Kamis, 31 Maret 2011

MUHAMMADIYAH BUKAN KENDARAAN POLITIK

Soleh Amini Yahman
Dalam konstelasi politik di Indonesia, Muhammadiyah adalah merupakan potensi yang sangat luar biasa dalam memerah-putihkan kehidupan partai-partai politik. Maka tidak mengherankan jika akhirnya banyak tokoh-tokoh partai politik yang merayu, mendekat dan berusaha menggandeng Muhammadiyah agar mendukung eksistensi partainya.Bahkan ada partai politik yang mengklaim dirinya sebagai partainya wong Muhammadiyah. Godaan dan gemerlapnya kehidupan politik praktis memang sempat sedikit merangsang syahwat politik beberapa tokoh Muhammadiyah. Tapi pimpinan pusat Muhammadiyah dengan tegas meneguhkan jati diri Muhammadiyah sebagai organisasi non partai. Muhammadiyah tetap istiqomah sebagai organisasi sosial kemasyarakat islam yang bergerak pada bidang dakwah amar makruf nahi munkar. Muhammadiyah benar benar menjaga jarak dengan partai politik manapun. Laporan yang ditulis oleh Sugiharko dan Sonny Yahman ini merupakan catatan atas pidato KH. Muhammad Muqodas dari pimpinan pusat Muhammadiyah di berbagai kesempatan.

__Materi Tersedia__
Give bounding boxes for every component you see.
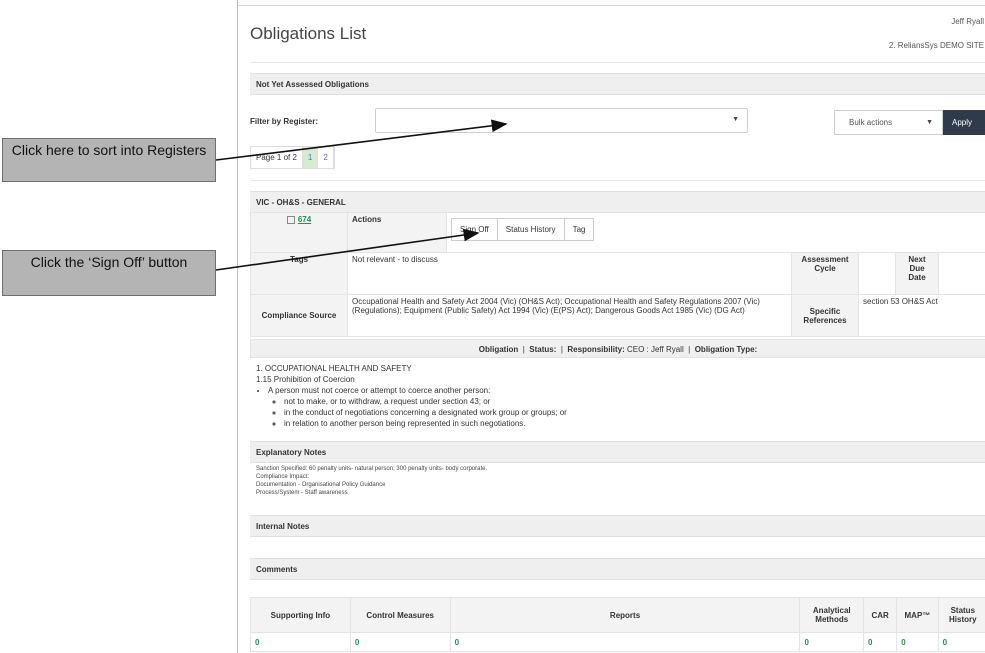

__Tujuan Tugas__
Tentukan apakah setiap pernyataan berikut sesuai dengan kutipan sumber tentang Muhammadiyah, lalu jawab ya atau tidak dengan mengutip kata-kata penentunya dari kutipan sumber. (a) Pimpinan pusat Muhammadiyah menegaskan bahwa Muhammadiyah adalah organisasi non partai. (b) Muhammadiyah bergerak di bidang ekonomi. (c) Laporan tersebut ditulis oleh KH. Muhammad Muqodas.

__Jawaban Tugas__
(a) Ya: "pimpinan pusat Muhammadiyah dengan tegas meneguhkan jati diri Muhammadiyah sebagai organisasi non partai."
(b) Tidak: "organisasi sosial kemasyarakat islam yang bergerak pada bidang dakwah amar makruf nahi munkar."
(c) Tidak: "Laporan yang ditulis oleh Sugiharko dan Sonny Yahman ini merupakan catatan atas pidato KH. Muhammad Muqodas."